Instructions for the task - Reading the listing below, count the lines that contain the word "Niño" and give that count alone.

Material provided -
━━━━
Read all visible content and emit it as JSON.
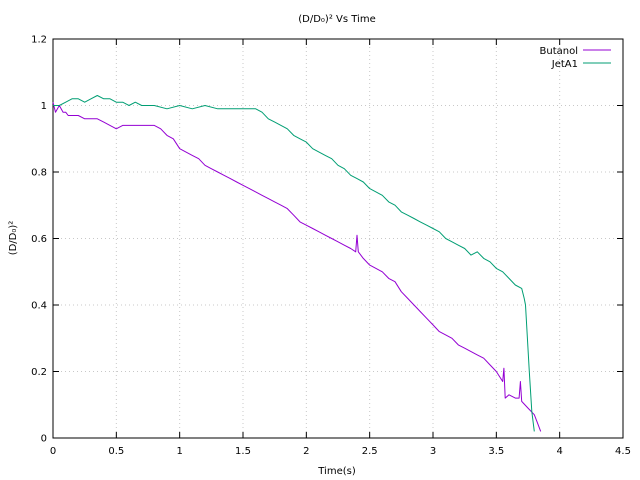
{
  "chart_data": {
    "type": "line",
    "title": "(D/D₀)² Vs Time",
    "xlabel": "Time(s)",
    "ylabel": "(D/D₀)²",
    "xlim": [
      0,
      4.5
    ],
    "ylim": [
      0,
      1.2
    ],
    "x_ticks": [
      0,
      0.5,
      1,
      1.5,
      2,
      2.5,
      3,
      3.5,
      4,
      4.5
    ],
    "x_tick_labels": [
      "0",
      "0.5",
      "1",
      "1.5",
      "2",
      "2.5",
      "3",
      "3.5",
      "4",
      "4.5"
    ],
    "y_ticks": [
      0,
      0.2,
      0.4,
      0.6,
      0.8,
      1,
      1.2
    ],
    "y_tick_labels": [
      "0",
      "0.2",
      "0.4",
      "0.6",
      "0.8",
      "1",
      "1.2"
    ],
    "grid": true,
    "legend_position": "top-right",
    "series": [
      {
        "name": "Butanol",
        "color": "#9400d3",
        "points": [
          [
            0.0,
            1.01
          ],
          [
            0.02,
            0.98
          ],
          [
            0.05,
            1.0
          ],
          [
            0.08,
            0.98
          ],
          [
            0.1,
            0.98
          ],
          [
            0.12,
            0.97
          ],
          [
            0.2,
            0.97
          ],
          [
            0.25,
            0.96
          ],
          [
            0.3,
            0.96
          ],
          [
            0.35,
            0.96
          ],
          [
            0.4,
            0.95
          ],
          [
            0.45,
            0.94
          ],
          [
            0.5,
            0.93
          ],
          [
            0.55,
            0.94
          ],
          [
            0.6,
            0.94
          ],
          [
            0.7,
            0.94
          ],
          [
            0.8,
            0.94
          ],
          [
            0.85,
            0.93
          ],
          [
            0.9,
            0.91
          ],
          [
            0.95,
            0.9
          ],
          [
            1.0,
            0.87
          ],
          [
            1.05,
            0.86
          ],
          [
            1.1,
            0.85
          ],
          [
            1.15,
            0.84
          ],
          [
            1.2,
            0.82
          ],
          [
            1.25,
            0.81
          ],
          [
            1.3,
            0.8
          ],
          [
            1.35,
            0.79
          ],
          [
            1.4,
            0.78
          ],
          [
            1.45,
            0.77
          ],
          [
            1.5,
            0.76
          ],
          [
            1.55,
            0.75
          ],
          [
            1.6,
            0.74
          ],
          [
            1.65,
            0.73
          ],
          [
            1.7,
            0.72
          ],
          [
            1.75,
            0.71
          ],
          [
            1.8,
            0.7
          ],
          [
            1.85,
            0.69
          ],
          [
            1.9,
            0.67
          ],
          [
            1.95,
            0.65
          ],
          [
            2.0,
            0.64
          ],
          [
            2.05,
            0.63
          ],
          [
            2.1,
            0.62
          ],
          [
            2.15,
            0.61
          ],
          [
            2.2,
            0.6
          ],
          [
            2.25,
            0.59
          ],
          [
            2.3,
            0.58
          ],
          [
            2.35,
            0.57
          ],
          [
            2.39,
            0.56
          ],
          [
            2.4,
            0.61
          ],
          [
            2.41,
            0.56
          ],
          [
            2.45,
            0.54
          ],
          [
            2.5,
            0.52
          ],
          [
            2.55,
            0.51
          ],
          [
            2.6,
            0.5
          ],
          [
            2.65,
            0.48
          ],
          [
            2.7,
            0.47
          ],
          [
            2.75,
            0.44
          ],
          [
            2.8,
            0.42
          ],
          [
            2.85,
            0.4
          ],
          [
            2.9,
            0.38
          ],
          [
            2.95,
            0.36
          ],
          [
            3.0,
            0.34
          ],
          [
            3.05,
            0.32
          ],
          [
            3.1,
            0.31
          ],
          [
            3.15,
            0.3
          ],
          [
            3.2,
            0.28
          ],
          [
            3.25,
            0.27
          ],
          [
            3.3,
            0.26
          ],
          [
            3.35,
            0.25
          ],
          [
            3.4,
            0.24
          ],
          [
            3.45,
            0.22
          ],
          [
            3.5,
            0.2
          ],
          [
            3.55,
            0.17
          ],
          [
            3.56,
            0.21
          ],
          [
            3.57,
            0.12
          ],
          [
            3.6,
            0.13
          ],
          [
            3.65,
            0.12
          ],
          [
            3.68,
            0.12
          ],
          [
            3.69,
            0.17
          ],
          [
            3.7,
            0.11
          ],
          [
            3.75,
            0.09
          ],
          [
            3.8,
            0.07
          ],
          [
            3.82,
            0.05
          ],
          [
            3.85,
            0.02
          ]
        ]
      },
      {
        "name": "JetA1",
        "color": "#009e73",
        "points": [
          [
            0.0,
            1.0
          ],
          [
            0.05,
            1.0
          ],
          [
            0.1,
            1.01
          ],
          [
            0.15,
            1.02
          ],
          [
            0.2,
            1.02
          ],
          [
            0.25,
            1.01
          ],
          [
            0.3,
            1.02
          ],
          [
            0.35,
            1.03
          ],
          [
            0.4,
            1.02
          ],
          [
            0.45,
            1.02
          ],
          [
            0.5,
            1.01
          ],
          [
            0.55,
            1.01
          ],
          [
            0.6,
            1.0
          ],
          [
            0.65,
            1.01
          ],
          [
            0.7,
            1.0
          ],
          [
            0.8,
            1.0
          ],
          [
            0.9,
            0.99
          ],
          [
            1.0,
            1.0
          ],
          [
            1.1,
            0.99
          ],
          [
            1.2,
            1.0
          ],
          [
            1.3,
            0.99
          ],
          [
            1.4,
            0.99
          ],
          [
            1.5,
            0.99
          ],
          [
            1.6,
            0.99
          ],
          [
            1.65,
            0.98
          ],
          [
            1.7,
            0.96
          ],
          [
            1.75,
            0.95
          ],
          [
            1.8,
            0.94
          ],
          [
            1.85,
            0.93
          ],
          [
            1.9,
            0.91
          ],
          [
            1.95,
            0.9
          ],
          [
            2.0,
            0.89
          ],
          [
            2.05,
            0.87
          ],
          [
            2.1,
            0.86
          ],
          [
            2.15,
            0.85
          ],
          [
            2.2,
            0.84
          ],
          [
            2.25,
            0.82
          ],
          [
            2.3,
            0.81
          ],
          [
            2.35,
            0.79
          ],
          [
            2.4,
            0.78
          ],
          [
            2.45,
            0.77
          ],
          [
            2.5,
            0.75
          ],
          [
            2.55,
            0.74
          ],
          [
            2.6,
            0.73
          ],
          [
            2.65,
            0.71
          ],
          [
            2.7,
            0.7
          ],
          [
            2.75,
            0.68
          ],
          [
            2.8,
            0.67
          ],
          [
            2.85,
            0.66
          ],
          [
            2.9,
            0.65
          ],
          [
            2.95,
            0.64
          ],
          [
            3.0,
            0.63
          ],
          [
            3.05,
            0.62
          ],
          [
            3.1,
            0.6
          ],
          [
            3.15,
            0.59
          ],
          [
            3.2,
            0.58
          ],
          [
            3.25,
            0.57
          ],
          [
            3.3,
            0.55
          ],
          [
            3.35,
            0.56
          ],
          [
            3.4,
            0.54
          ],
          [
            3.45,
            0.53
          ],
          [
            3.5,
            0.51
          ],
          [
            3.55,
            0.5
          ],
          [
            3.6,
            0.48
          ],
          [
            3.65,
            0.46
          ],
          [
            3.7,
            0.45
          ],
          [
            3.72,
            0.42
          ],
          [
            3.73,
            0.4
          ],
          [
            3.76,
            0.2
          ],
          [
            3.78,
            0.08
          ],
          [
            3.8,
            0.02
          ]
        ]
      }
    ]
  }
}
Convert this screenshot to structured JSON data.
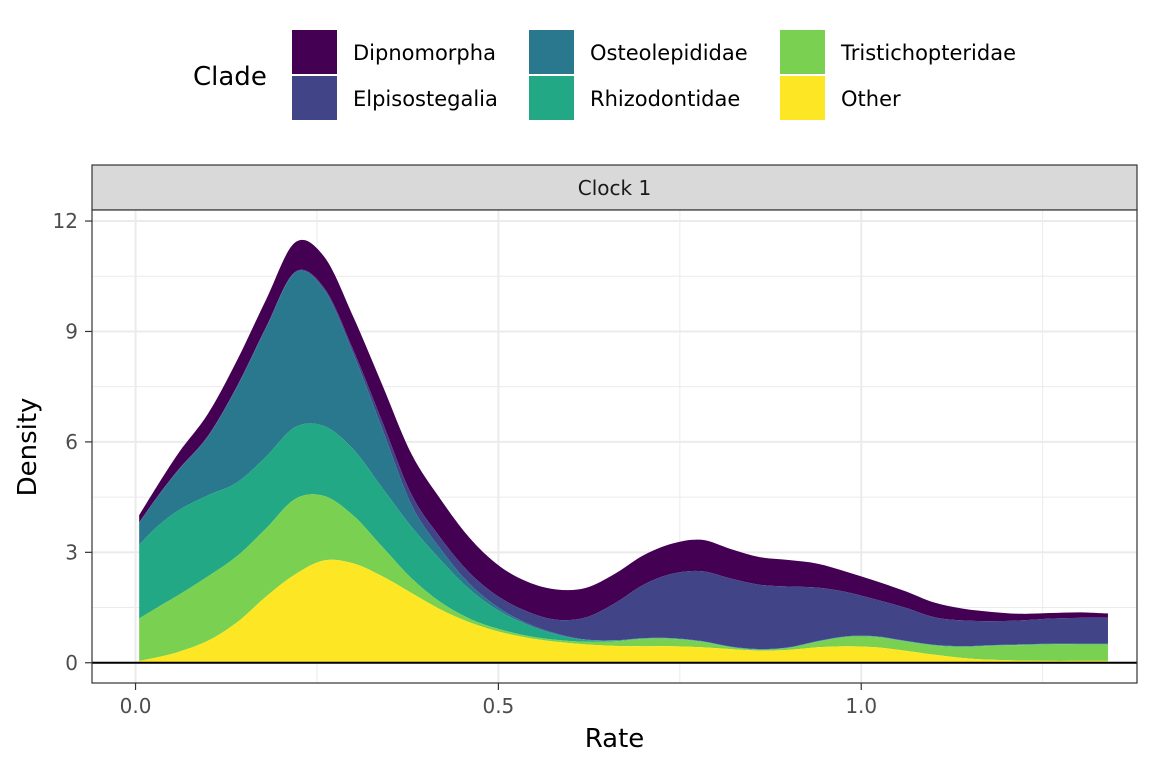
{
  "chart_data": {
    "type": "area",
    "stacked": true,
    "facet": "Clock 1",
    "xlabel": "Rate",
    "ylabel": "Density",
    "xlim": [
      -0.06,
      1.38
    ],
    "ylim": [
      -0.55,
      12.3
    ],
    "xticks": [
      0.0,
      0.5,
      1.0
    ],
    "xtick_labels": [
      "0.0",
      "0.5",
      "1.0"
    ],
    "yticks": [
      0,
      3,
      6,
      9,
      12
    ],
    "ytick_labels": [
      "0",
      "3",
      "6",
      "9",
      "12"
    ],
    "grid": true,
    "legend_title": "Clade",
    "legend_position": "top",
    "x": [
      0.005,
      0.03,
      0.06,
      0.1,
      0.14,
      0.18,
      0.22,
      0.26,
      0.3,
      0.34,
      0.38,
      0.42,
      0.46,
      0.5,
      0.54,
      0.58,
      0.62,
      0.66,
      0.7,
      0.74,
      0.78,
      0.82,
      0.86,
      0.9,
      0.94,
      0.98,
      1.02,
      1.06,
      1.1,
      1.14,
      1.18,
      1.22,
      1.26,
      1.3,
      1.34
    ],
    "series": [
      {
        "name": "Other",
        "color": "#FDE725",
        "values": [
          0.05,
          0.15,
          0.3,
          0.6,
          1.1,
          1.8,
          2.4,
          2.78,
          2.7,
          2.35,
          1.9,
          1.45,
          1.1,
          0.85,
          0.68,
          0.57,
          0.5,
          0.46,
          0.45,
          0.45,
          0.42,
          0.37,
          0.33,
          0.35,
          0.42,
          0.45,
          0.42,
          0.33,
          0.22,
          0.13,
          0.08,
          0.06,
          0.05,
          0.05,
          0.05
        ]
      },
      {
        "name": "Tristichopteridae",
        "color": "#7AD151",
        "values": [
          1.15,
          1.35,
          1.55,
          1.75,
          1.8,
          1.85,
          2.05,
          1.75,
          1.3,
          0.8,
          0.4,
          0.2,
          0.1,
          0.07,
          0.05,
          0.05,
          0.07,
          0.12,
          0.2,
          0.2,
          0.15,
          0.05,
          0.02,
          0.05,
          0.15,
          0.25,
          0.28,
          0.25,
          0.25,
          0.3,
          0.38,
          0.42,
          0.45,
          0.45,
          0.45
        ]
      },
      {
        "name": "Rhizodontidae",
        "color": "#22A884",
        "values": [
          2.0,
          2.2,
          2.3,
          2.2,
          2.0,
          1.95,
          1.95,
          1.9,
          1.8,
          1.6,
          1.4,
          1.15,
          0.8,
          0.5,
          0.3,
          0.15,
          0.05,
          0.02,
          0.01,
          0.01,
          0.01,
          0.01,
          0.01,
          0.01,
          0.01,
          0.01,
          0.01,
          0.01,
          0.01,
          0.01,
          0.01,
          0.01,
          0.01,
          0.01,
          0.01
        ]
      },
      {
        "name": "Osteolepididae",
        "color": "#2A788E",
        "values": [
          0.6,
          0.8,
          1.1,
          1.6,
          2.6,
          3.5,
          4.2,
          3.7,
          2.6,
          1.6,
          0.6,
          0.3,
          0.15,
          0.08,
          0.04,
          0.02,
          0.01,
          0.01,
          0.01,
          0.01,
          0.01,
          0.01,
          0.01,
          0.01,
          0.01,
          0.01,
          0.01,
          0.01,
          0.01,
          0.01,
          0.01,
          0.01,
          0.01,
          0.01,
          0.01
        ]
      },
      {
        "name": "Elpisostegalia",
        "color": "#414487",
        "values": [
          0.01,
          0.01,
          0.02,
          0.02,
          0.02,
          0.02,
          0.02,
          0.05,
          0.1,
          0.2,
          0.28,
          0.3,
          0.3,
          0.3,
          0.32,
          0.38,
          0.6,
          1.0,
          1.45,
          1.75,
          1.9,
          1.85,
          1.75,
          1.65,
          1.45,
          1.2,
          1.0,
          0.9,
          0.75,
          0.7,
          0.65,
          0.65,
          0.68,
          0.7,
          0.7
        ]
      },
      {
        "name": "Dipnomorpha",
        "color": "#440154",
        "values": [
          0.2,
          0.3,
          0.45,
          0.6,
          0.7,
          0.75,
          0.8,
          0.85,
          0.9,
          1.0,
          1.1,
          1.05,
          0.95,
          0.85,
          0.81,
          0.82,
          0.8,
          0.8,
          0.8,
          0.82,
          0.85,
          0.8,
          0.75,
          0.72,
          0.65,
          0.55,
          0.5,
          0.45,
          0.4,
          0.32,
          0.25,
          0.18,
          0.15,
          0.15,
          0.12
        ]
      }
    ],
    "legend_entries": [
      {
        "name": "Dipnomorpha",
        "color": "#440154"
      },
      {
        "name": "Elpisostegalia",
        "color": "#414487"
      },
      {
        "name": "Osteolepididae",
        "color": "#2A788E"
      },
      {
        "name": "Rhizodontidae",
        "color": "#22A884"
      },
      {
        "name": "Tristichopteridae",
        "color": "#7AD151"
      },
      {
        "name": "Other",
        "color": "#FDE725"
      }
    ]
  }
}
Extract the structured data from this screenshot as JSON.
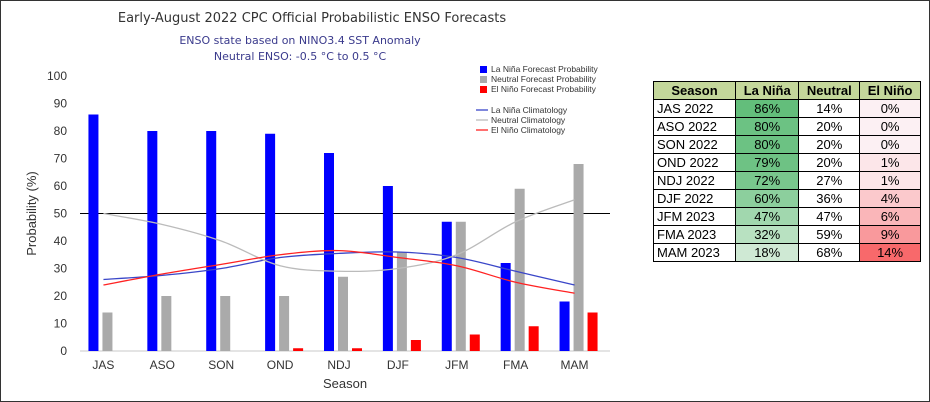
{
  "chart_data": {
    "type": "bar",
    "title": "Early-August 2022 CPC Official Probabilistic ENSO Forecasts",
    "subtitle_lines": [
      "ENSO state based on NINO3.4 SST Anomaly",
      "Neutral ENSO: -0.5 °C to 0.5 °C"
    ],
    "xlabel": "Season",
    "ylabel": "Probability (%)",
    "ylim": [
      0,
      100
    ],
    "yticks": [
      0,
      10,
      20,
      30,
      40,
      50,
      60,
      70,
      80,
      90,
      100
    ],
    "reference_line": 50,
    "categories": [
      "JAS",
      "ASO",
      "SON",
      "OND",
      "NDJ",
      "DJF",
      "JFM",
      "FMA",
      "MAM"
    ],
    "series": [
      {
        "name": "La Niña Forecast Probability",
        "color": "#0000ff",
        "values": [
          86,
          80,
          80,
          79,
          72,
          60,
          47,
          32,
          18
        ]
      },
      {
        "name": "Neutral Forecast Probability",
        "color": "#aaaaaa",
        "values": [
          14,
          20,
          20,
          20,
          27,
          36,
          47,
          59,
          68
        ]
      },
      {
        "name": "El Niño Forecast Probability",
        "color": "#ff0000",
        "values": [
          0,
          0,
          0,
          1,
          1,
          4,
          6,
          9,
          14
        ]
      }
    ],
    "climatology": [
      {
        "name": "La Niña Climatology",
        "color": "#3a46c8",
        "values": [
          26,
          27.5,
          30,
          34,
          35.5,
          36,
          34,
          29,
          24
        ]
      },
      {
        "name": "Neutral Climatology",
        "color": "#bbbbbb",
        "values": [
          50,
          46,
          40,
          31,
          29,
          30,
          35,
          47,
          55
        ]
      },
      {
        "name": "El Niño Climatology",
        "color": "#ff2222",
        "values": [
          24,
          28,
          31.5,
          35,
          36.5,
          34,
          31,
          25,
          21
        ]
      }
    ]
  },
  "table": {
    "headers": [
      "Season",
      "La Niña",
      "Neutral",
      "El Niño"
    ],
    "rows": [
      {
        "season": "JAS 2022",
        "la_nina": "86%",
        "neutral": "14%",
        "el_nino": "0%"
      },
      {
        "season": "ASO 2022",
        "la_nina": "80%",
        "neutral": "20%",
        "el_nino": "0%"
      },
      {
        "season": "SON 2022",
        "la_nina": "80%",
        "neutral": "20%",
        "el_nino": "0%"
      },
      {
        "season": "OND 2022",
        "la_nina": "79%",
        "neutral": "20%",
        "el_nino": "1%"
      },
      {
        "season": "NDJ 2022",
        "la_nina": "72%",
        "neutral": "27%",
        "el_nino": "1%"
      },
      {
        "season": "DJF 2022",
        "la_nina": "60%",
        "neutral": "36%",
        "el_nino": "4%"
      },
      {
        "season": "JFM 2023",
        "la_nina": "47%",
        "neutral": "47%",
        "el_nino": "6%"
      },
      {
        "season": "FMA 2023",
        "la_nina": "32%",
        "neutral": "59%",
        "el_nino": "9%"
      },
      {
        "season": "MAM 2023",
        "la_nina": "18%",
        "neutral": "68%",
        "el_nino": "14%"
      }
    ]
  }
}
━━━━
Solved exercise - 3